Problem to solve
Collect all lines containing the word "stroke" from the data.

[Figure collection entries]
········
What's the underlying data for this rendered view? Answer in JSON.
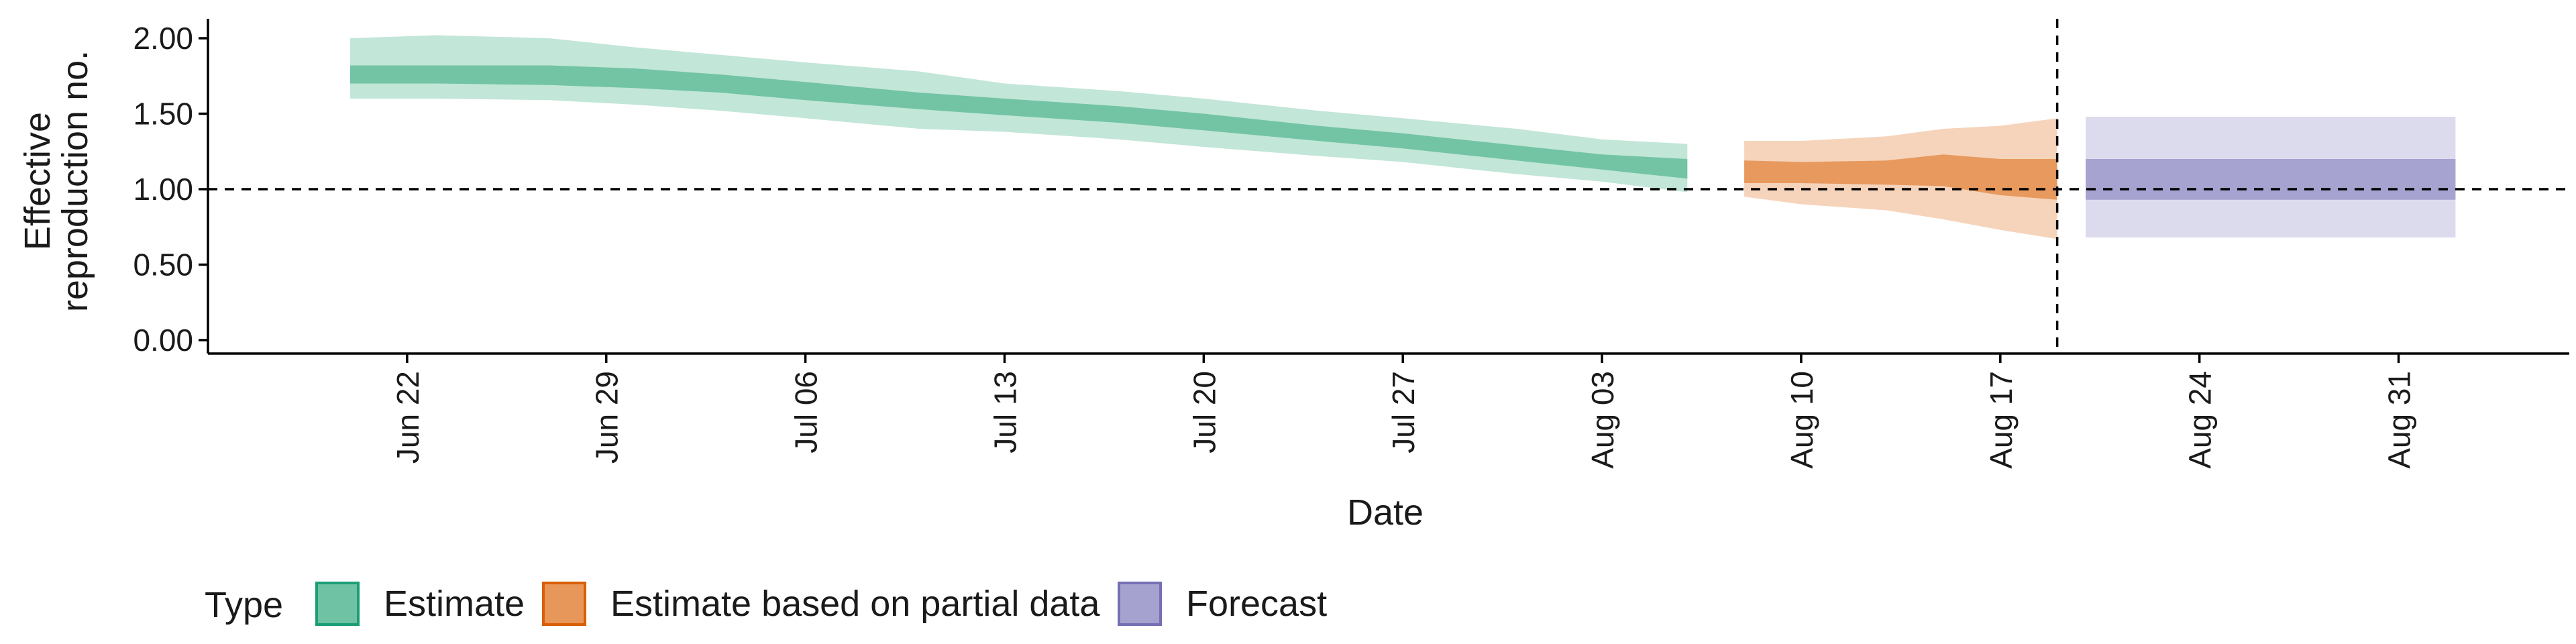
{
  "chart_data": {
    "type": "area",
    "xlabel": "Date",
    "ylabel": [
      "Effective",
      "reproduction no."
    ],
    "ylim": [
      0,
      2
    ],
    "yticks": [
      0,
      0.5,
      1,
      1.5,
      2
    ],
    "ytick_labels": [
      "0.00",
      "0.50",
      "1.00",
      "1.50",
      "2.00"
    ],
    "xrange": [
      "2020-06-15",
      "2020-09-06"
    ],
    "xticks": [
      {
        "date": "2020-06-22",
        "label": "Jun 22"
      },
      {
        "date": "2020-06-29",
        "label": "Jun 29"
      },
      {
        "date": "2020-07-06",
        "label": "Jul 06"
      },
      {
        "date": "2020-07-13",
        "label": "Jul 13"
      },
      {
        "date": "2020-07-20",
        "label": "Jul 20"
      },
      {
        "date": "2020-07-27",
        "label": "Jul 27"
      },
      {
        "date": "2020-08-03",
        "label": "Aug 03"
      },
      {
        "date": "2020-08-10",
        "label": "Aug 10"
      },
      {
        "date": "2020-08-17",
        "label": "Aug 17"
      },
      {
        "date": "2020-08-24",
        "label": "Aug 24"
      },
      {
        "date": "2020-08-31",
        "label": "Aug 31"
      }
    ],
    "reference_line_y": 1.0,
    "vline_date": "2020-08-19",
    "legend": {
      "title": "Type",
      "placement": "bottom-left",
      "entries": [
        {
          "label": "Estimate",
          "fill": "#6fc3a4",
          "stroke": "#1b9e77"
        },
        {
          "label": "Estimate based on partial data",
          "fill": "#e8975a",
          "stroke": "#d95f02"
        },
        {
          "label": "Forecast",
          "fill": "#a6a2d0",
          "stroke": "#7570b3"
        }
      ]
    },
    "series": [
      {
        "name": "Estimate",
        "colors": {
          "inner": "#72c4a5",
          "outer": "#c2e6d7"
        },
        "points": [
          {
            "x": "2020-06-20",
            "lo90": 1.6,
            "lo50": 1.7,
            "hi50": 1.82,
            "hi90": 2.0
          },
          {
            "x": "2020-06-23",
            "lo90": 1.6,
            "lo50": 1.7,
            "hi50": 1.82,
            "hi90": 2.02
          },
          {
            "x": "2020-06-27",
            "lo90": 1.59,
            "lo50": 1.69,
            "hi50": 1.82,
            "hi90": 2.0
          },
          {
            "x": "2020-06-30",
            "lo90": 1.56,
            "lo50": 1.67,
            "hi50": 1.8,
            "hi90": 1.94
          },
          {
            "x": "2020-07-03",
            "lo90": 1.52,
            "lo50": 1.64,
            "hi50": 1.76,
            "hi90": 1.89
          },
          {
            "x": "2020-07-06",
            "lo90": 1.47,
            "lo50": 1.59,
            "hi50": 1.71,
            "hi90": 1.84
          },
          {
            "x": "2020-07-10",
            "lo90": 1.4,
            "lo50": 1.53,
            "hi50": 1.64,
            "hi90": 1.78
          },
          {
            "x": "2020-07-13",
            "lo90": 1.38,
            "lo50": 1.49,
            "hi50": 1.6,
            "hi90": 1.7
          },
          {
            "x": "2020-07-17",
            "lo90": 1.33,
            "lo50": 1.44,
            "hi50": 1.55,
            "hi90": 1.65
          },
          {
            "x": "2020-07-20",
            "lo90": 1.28,
            "lo50": 1.39,
            "hi50": 1.5,
            "hi90": 1.6
          },
          {
            "x": "2020-07-24",
            "lo90": 1.22,
            "lo50": 1.32,
            "hi50": 1.42,
            "hi90": 1.52
          },
          {
            "x": "2020-07-27",
            "lo90": 1.18,
            "lo50": 1.27,
            "hi50": 1.37,
            "hi90": 1.47
          },
          {
            "x": "2020-07-31",
            "lo90": 1.1,
            "lo50": 1.19,
            "hi50": 1.29,
            "hi90": 1.4
          },
          {
            "x": "2020-08-03",
            "lo90": 1.05,
            "lo50": 1.13,
            "hi50": 1.23,
            "hi90": 1.33
          },
          {
            "x": "2020-08-06",
            "lo90": 0.98,
            "lo50": 1.07,
            "hi50": 1.2,
            "hi90": 1.3
          }
        ]
      },
      {
        "name": "Estimate based on partial data",
        "colors": {
          "inner": "#e8995e",
          "outer": "#f6d4bb"
        },
        "points": [
          {
            "x": "2020-08-08",
            "lo90": 0.95,
            "lo50": 1.04,
            "hi50": 1.19,
            "hi90": 1.32
          },
          {
            "x": "2020-08-10",
            "lo90": 0.9,
            "lo50": 1.04,
            "hi50": 1.18,
            "hi90": 1.32
          },
          {
            "x": "2020-08-13",
            "lo90": 0.86,
            "lo50": 1.03,
            "hi50": 1.19,
            "hi90": 1.35
          },
          {
            "x": "2020-08-15",
            "lo90": 0.8,
            "lo50": 1.02,
            "hi50": 1.23,
            "hi90": 1.4
          },
          {
            "x": "2020-08-17",
            "lo90": 0.73,
            "lo50": 0.96,
            "hi50": 1.2,
            "hi90": 1.42
          },
          {
            "x": "2020-08-19",
            "lo90": 0.67,
            "lo50": 0.93,
            "hi50": 1.2,
            "hi90": 1.47
          }
        ]
      },
      {
        "name": "Forecast",
        "colors": {
          "inner": "#a6a3d0",
          "outer": "#dcdbee"
        },
        "points": [
          {
            "x": "2020-08-20",
            "lo90": 0.68,
            "lo50": 0.93,
            "hi50": 1.2,
            "hi90": 1.48
          },
          {
            "x": "2020-09-02",
            "lo90": 0.68,
            "lo50": 0.93,
            "hi50": 1.2,
            "hi90": 1.48
          }
        ]
      }
    ]
  }
}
········
Completed exercise
          "stroke": "#1b9e77"
          "stroke": "#d95f02"
          "stroke": "#7570b3"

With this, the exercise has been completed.